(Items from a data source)
━━━━━━

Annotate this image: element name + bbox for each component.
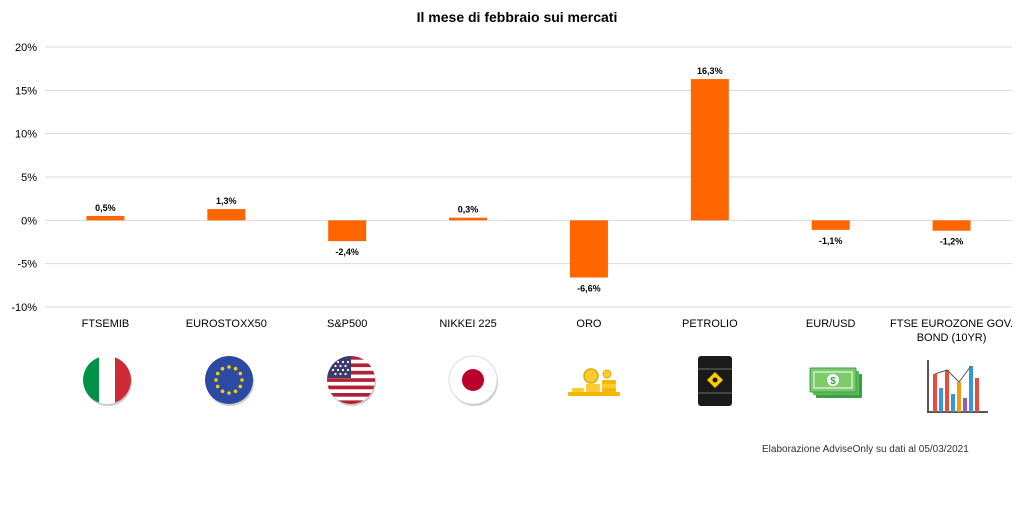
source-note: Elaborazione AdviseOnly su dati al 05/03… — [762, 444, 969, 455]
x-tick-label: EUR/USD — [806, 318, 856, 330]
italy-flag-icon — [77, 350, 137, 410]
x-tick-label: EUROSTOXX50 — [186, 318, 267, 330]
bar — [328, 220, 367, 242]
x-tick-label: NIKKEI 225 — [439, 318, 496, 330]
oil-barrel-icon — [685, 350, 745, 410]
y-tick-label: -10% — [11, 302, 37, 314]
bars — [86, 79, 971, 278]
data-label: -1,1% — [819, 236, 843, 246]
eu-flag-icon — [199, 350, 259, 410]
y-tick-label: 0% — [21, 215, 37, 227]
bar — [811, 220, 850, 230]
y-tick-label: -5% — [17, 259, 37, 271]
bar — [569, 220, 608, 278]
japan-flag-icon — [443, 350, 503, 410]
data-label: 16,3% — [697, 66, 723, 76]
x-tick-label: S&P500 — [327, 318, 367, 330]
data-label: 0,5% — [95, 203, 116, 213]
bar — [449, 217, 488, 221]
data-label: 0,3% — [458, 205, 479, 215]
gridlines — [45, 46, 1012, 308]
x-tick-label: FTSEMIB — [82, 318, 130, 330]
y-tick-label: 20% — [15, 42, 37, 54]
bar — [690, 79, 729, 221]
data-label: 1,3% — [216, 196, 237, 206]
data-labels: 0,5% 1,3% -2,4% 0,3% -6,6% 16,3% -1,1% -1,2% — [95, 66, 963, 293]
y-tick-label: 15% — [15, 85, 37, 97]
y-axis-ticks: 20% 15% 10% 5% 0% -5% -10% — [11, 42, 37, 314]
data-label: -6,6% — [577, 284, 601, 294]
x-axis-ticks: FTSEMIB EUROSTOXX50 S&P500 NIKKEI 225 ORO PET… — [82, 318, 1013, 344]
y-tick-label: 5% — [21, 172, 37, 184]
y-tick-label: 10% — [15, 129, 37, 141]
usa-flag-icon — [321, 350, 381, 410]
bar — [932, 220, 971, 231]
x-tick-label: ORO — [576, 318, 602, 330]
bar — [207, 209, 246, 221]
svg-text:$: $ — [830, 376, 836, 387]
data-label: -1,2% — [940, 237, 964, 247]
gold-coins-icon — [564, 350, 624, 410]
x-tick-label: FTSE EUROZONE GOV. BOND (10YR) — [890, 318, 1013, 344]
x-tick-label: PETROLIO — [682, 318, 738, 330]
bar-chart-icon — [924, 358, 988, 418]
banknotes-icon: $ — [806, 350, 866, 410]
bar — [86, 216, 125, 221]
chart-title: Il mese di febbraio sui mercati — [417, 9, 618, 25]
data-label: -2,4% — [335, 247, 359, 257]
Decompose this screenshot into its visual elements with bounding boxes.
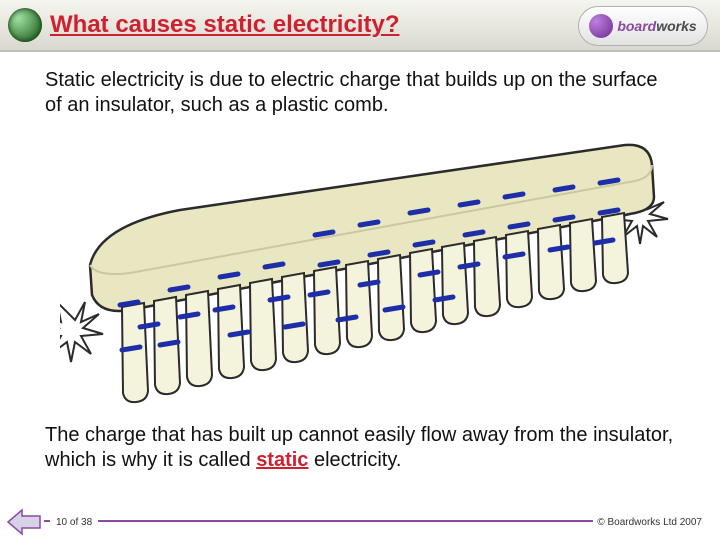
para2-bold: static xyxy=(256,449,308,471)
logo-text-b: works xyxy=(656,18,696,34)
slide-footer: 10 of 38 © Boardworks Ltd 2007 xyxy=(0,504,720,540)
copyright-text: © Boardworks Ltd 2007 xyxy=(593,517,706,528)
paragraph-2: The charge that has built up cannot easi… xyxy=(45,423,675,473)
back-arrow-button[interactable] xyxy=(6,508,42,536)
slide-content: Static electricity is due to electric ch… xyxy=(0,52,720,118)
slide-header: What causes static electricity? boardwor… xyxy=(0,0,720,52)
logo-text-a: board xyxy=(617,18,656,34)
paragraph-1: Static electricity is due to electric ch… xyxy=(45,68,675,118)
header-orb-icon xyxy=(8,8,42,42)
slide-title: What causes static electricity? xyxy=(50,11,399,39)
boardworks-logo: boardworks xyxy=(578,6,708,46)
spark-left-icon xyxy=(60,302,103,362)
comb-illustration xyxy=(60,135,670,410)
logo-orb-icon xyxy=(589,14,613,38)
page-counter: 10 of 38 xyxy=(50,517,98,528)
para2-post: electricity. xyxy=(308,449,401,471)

━━━━━━

**Request:**
Begin at the line that has "para2-bold: static xyxy=(256,449,308,471)" and stop after the line that has "slide-content: Static electricity". Write those lines out again, changing "Boardworks Ltd" to "Boardworks Limited" and leaving everything else as it is.

**Answer:**
para2-bold: static xyxy=(256,449,308,471)
logo-text-b: works xyxy=(656,18,696,34)
slide-footer: 10 of 38 © Boardworks Limited 2007 xyxy=(0,504,720,540)
copyright-text: © Boardworks Limited 2007 xyxy=(593,517,706,528)
paragraph-2: The charge that has built up cannot easi… xyxy=(45,423,675,473)
back-arrow-button[interactable] xyxy=(6,508,42,536)
slide-content: Static electricity is due to electric ch… xyxy=(0,52,720,118)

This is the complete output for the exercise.